__Material shown__:

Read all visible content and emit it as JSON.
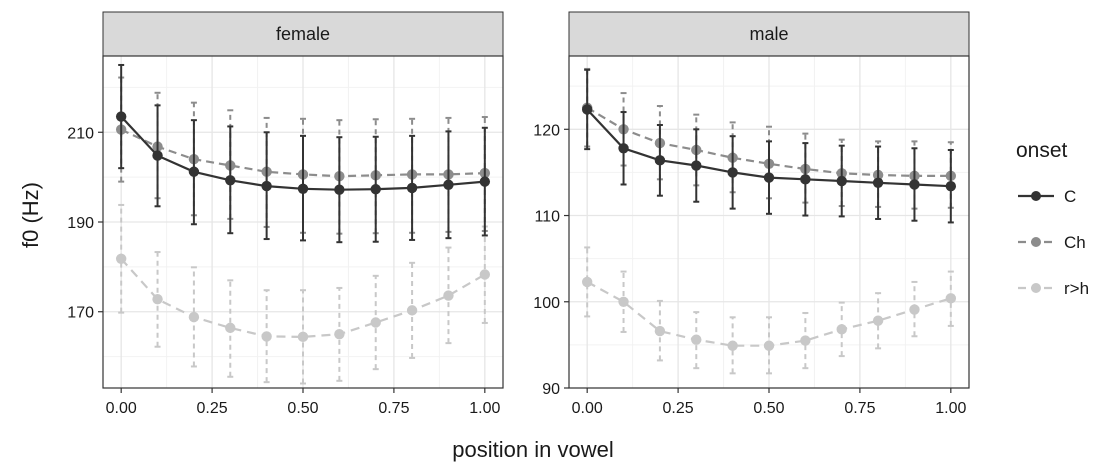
{
  "chart_data": {
    "type": "line",
    "xlabel": "position in vowel",
    "ylabel": "f0 (Hz)",
    "x": [
      0,
      0.1,
      0.2,
      0.3,
      0.4,
      0.5,
      0.6,
      0.7,
      0.8,
      0.9,
      1.0
    ],
    "x_tick_labels": [
      "0.00",
      "0.25",
      "0.50",
      "0.75",
      "1.00"
    ],
    "x_ticks": [
      0,
      0.25,
      0.5,
      0.75,
      1.0
    ],
    "xlim": [
      -0.05,
      1.05
    ],
    "grid": true,
    "legend": {
      "title": "onset",
      "placement": "right",
      "entries": [
        {
          "label": "C",
          "color": "#333333",
          "dash": "solid"
        },
        {
          "label": "Ch",
          "color": "#8c8c8c",
          "dash": "dashed"
        },
        {
          "label": "r>h",
          "color": "#c8c8c8",
          "dash": "dashed"
        }
      ]
    },
    "panels": [
      {
        "strip": "female",
        "ylim": [
          153,
          227
        ],
        "y_ticks": [
          170,
          190,
          210
        ],
        "y_tick_labels": [
          "170",
          "190",
          "210"
        ],
        "series": [
          {
            "name": "C",
            "values": [
              213.5,
              204.8,
              201.2,
              199.3,
              198.0,
              197.4,
              197.2,
              197.3,
              197.6,
              198.3,
              199.0
            ],
            "lower": [
              202.0,
              193.5,
              189.5,
              187.5,
              186.2,
              185.9,
              185.5,
              185.6,
              186.0,
              186.4,
              187.0
            ],
            "upper": [
              225.0,
              216.0,
              212.7,
              211.3,
              210.0,
              209.2,
              208.9,
              209.0,
              209.2,
              210.2,
              211.0
            ]
          },
          {
            "name": "Ch",
            "values": [
              210.6,
              206.8,
              204.0,
              202.6,
              201.2,
              200.6,
              200.2,
              200.4,
              200.6,
              200.6,
              200.9
            ],
            "lower": [
              199.0,
              195.3,
              191.5,
              190.7,
              188.9,
              187.6,
              187.4,
              187.5,
              187.6,
              187.8,
              188.0
            ],
            "upper": [
              222.2,
              218.8,
              216.6,
              214.9,
              213.2,
              213.0,
              212.7,
              212.9,
              213.0,
              213.2,
              213.4
            ]
          },
          {
            "name": "r>h",
            "values": [
              181.8,
              172.8,
              168.8,
              166.4,
              164.5,
              164.4,
              165.0,
              167.6,
              170.3,
              173.6,
              178.3
            ],
            "lower": [
              169.8,
              162.2,
              157.8,
              155.5,
              154.3,
              154.0,
              154.6,
              157.2,
              159.7,
              163.0,
              167.5
            ],
            "upper": [
              193.8,
              183.3,
              179.9,
              177.0,
              174.8,
              174.8,
              175.3,
              178.0,
              180.9,
              184.3,
              189.0
            ]
          }
        ]
      },
      {
        "strip": "male",
        "ylim": [
          90,
          128.5
        ],
        "y_ticks": [
          90,
          100,
          110,
          120
        ],
        "y_tick_labels": [
          "90",
          "100",
          "110",
          "120"
        ],
        "series": [
          {
            "name": "C",
            "values": [
              122.3,
              117.8,
              116.4,
              115.8,
              115.0,
              114.4,
              114.2,
              114.0,
              113.8,
              113.6,
              113.4
            ],
            "lower": [
              117.7,
              113.6,
              112.3,
              111.6,
              110.8,
              110.2,
              110.0,
              109.9,
              109.6,
              109.4,
              109.2
            ],
            "upper": [
              126.9,
              122.0,
              120.5,
              120.0,
              119.2,
              118.6,
              118.4,
              118.1,
              118.0,
              117.8,
              117.6
            ]
          },
          {
            "name": "Ch",
            "values": [
              122.5,
              120.0,
              118.4,
              117.6,
              116.7,
              116.0,
              115.4,
              114.9,
              114.7,
              114.6,
              114.6
            ],
            "lower": [
              118.0,
              115.8,
              114.2,
              113.5,
              112.7,
              112.0,
              111.5,
              111.1,
              111.0,
              110.8,
              110.9
            ],
            "upper": [
              127.0,
              124.2,
              122.7,
              121.7,
              120.8,
              120.3,
              119.5,
              118.8,
              118.6,
              118.6,
              118.5
            ]
          },
          {
            "name": "r>h",
            "values": [
              102.3,
              100.0,
              96.6,
              95.6,
              94.9,
              94.9,
              95.5,
              96.8,
              97.8,
              99.1,
              100.4
            ],
            "lower": [
              98.3,
              96.5,
              93.2,
              92.3,
              91.7,
              91.7,
              92.3,
              93.7,
              94.6,
              96.0,
              97.2
            ],
            "upper": [
              106.3,
              103.5,
              100.1,
              98.8,
              98.2,
              98.2,
              98.7,
              99.9,
              101.0,
              102.3,
              103.5
            ]
          }
        ]
      }
    ]
  }
}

__What needs to be done__:
Copy each line in full and exactly, omitting any picture.

__Exercise output__:
Read all visible content and emit it as JSON.
{
  "chart_data": {
    "type": "line",
    "xlabel": "position in vowel",
    "ylabel": "f0 (Hz)",
    "x": [
      0,
      0.1,
      0.2,
      0.3,
      0.4,
      0.5,
      0.6,
      0.7,
      0.8,
      0.9,
      1.0
    ],
    "x_tick_labels": [
      "0.00",
      "0.25",
      "0.50",
      "0.75",
      "1.00"
    ],
    "x_ticks": [
      0,
      0.25,
      0.5,
      0.75,
      1.0
    ],
    "xlim": [
      -0.05,
      1.05
    ],
    "grid": true,
    "legend": {
      "title": "onset",
      "placement": "right",
      "entries": [
        {
          "label": "C",
          "color": "#333333",
          "dash": "solid"
        },
        {
          "label": "Ch",
          "color": "#8c8c8c",
          "dash": "dashed"
        },
        {
          "label": "r>h",
          "color": "#c8c8c8",
          "dash": "dashed"
        }
      ]
    },
    "panels": [
      {
        "strip": "female",
        "ylim": [
          153,
          227
        ],
        "y_ticks": [
          170,
          190,
          210
        ],
        "y_tick_labels": [
          "170",
          "190",
          "210"
        ],
        "series": [
          {
            "name": "C",
            "values": [
              213.5,
              204.8,
              201.2,
              199.3,
              198.0,
              197.4,
              197.2,
              197.3,
              197.6,
              198.3,
              199.0
            ],
            "lower": [
              202.0,
              193.5,
              189.5,
              187.5,
              186.2,
              185.9,
              185.5,
              185.6,
              186.0,
              186.4,
              187.0
            ],
            "upper": [
              225.0,
              216.0,
              212.7,
              211.3,
              210.0,
              209.2,
              208.9,
              209.0,
              209.2,
              210.2,
              211.0
            ]
          },
          {
            "name": "Ch",
            "values": [
              210.6,
              206.8,
              204.0,
              202.6,
              201.2,
              200.6,
              200.2,
              200.4,
              200.6,
              200.6,
              200.9
            ],
            "lower": [
              199.0,
              195.3,
              191.5,
              190.7,
              188.9,
              187.6,
              187.4,
              187.5,
              187.6,
              187.8,
              188.0
            ],
            "upper": [
              222.2,
              218.8,
              216.6,
              214.9,
              213.2,
              213.0,
              212.7,
              212.9,
              213.0,
              213.2,
              213.4
            ]
          },
          {
            "name": "r>h",
            "values": [
              181.8,
              172.8,
              168.8,
              166.4,
              164.5,
              164.4,
              165.0,
              167.6,
              170.3,
              173.6,
              178.3
            ],
            "lower": [
              169.8,
              162.2,
              157.8,
              155.5,
              154.3,
              154.0,
              154.6,
              157.2,
              159.7,
              163.0,
              167.5
            ],
            "upper": [
              193.8,
              183.3,
              179.9,
              177.0,
              174.8,
              174.8,
              175.3,
              178.0,
              180.9,
              184.3,
              189.0
            ]
          }
        ]
      },
      {
        "strip": "male",
        "ylim": [
          90,
          128.5
        ],
        "y_ticks": [
          90,
          100,
          110,
          120
        ],
        "y_tick_labels": [
          "90",
          "100",
          "110",
          "120"
        ],
        "series": [
          {
            "name": "C",
            "values": [
              122.3,
              117.8,
              116.4,
              115.8,
              115.0,
              114.4,
              114.2,
              114.0,
              113.8,
              113.6,
              113.4
            ],
            "lower": [
              117.7,
              113.6,
              112.3,
              111.6,
              110.8,
              110.2,
              110.0,
              109.9,
              109.6,
              109.4,
              109.2
            ],
            "upper": [
              126.9,
              122.0,
              120.5,
              120.0,
              119.2,
              118.6,
              118.4,
              118.1,
              118.0,
              117.8,
              117.6
            ]
          },
          {
            "name": "Ch",
            "values": [
              122.5,
              120.0,
              118.4,
              117.6,
              116.7,
              116.0,
              115.4,
              114.9,
              114.7,
              114.6,
              114.6
            ],
            "lower": [
              118.0,
              115.8,
              114.2,
              113.5,
              112.7,
              112.0,
              111.5,
              111.1,
              111.0,
              110.8,
              110.9
            ],
            "upper": [
              127.0,
              124.2,
              122.7,
              121.7,
              120.8,
              120.3,
              119.5,
              118.8,
              118.6,
              118.6,
              118.5
            ]
          },
          {
            "name": "r>h",
            "values": [
              102.3,
              100.0,
              96.6,
              95.6,
              94.9,
              94.9,
              95.5,
              96.8,
              97.8,
              99.1,
              100.4
            ],
            "lower": [
              98.3,
              96.5,
              93.2,
              92.3,
              91.7,
              91.7,
              92.3,
              93.7,
              94.6,
              96.0,
              97.2
            ],
            "upper": [
              106.3,
              103.5,
              100.1,
              98.8,
              98.2,
              98.2,
              98.7,
              99.9,
              101.0,
              102.3,
              103.5
            ]
          }
        ]
      }
    ]
  }
}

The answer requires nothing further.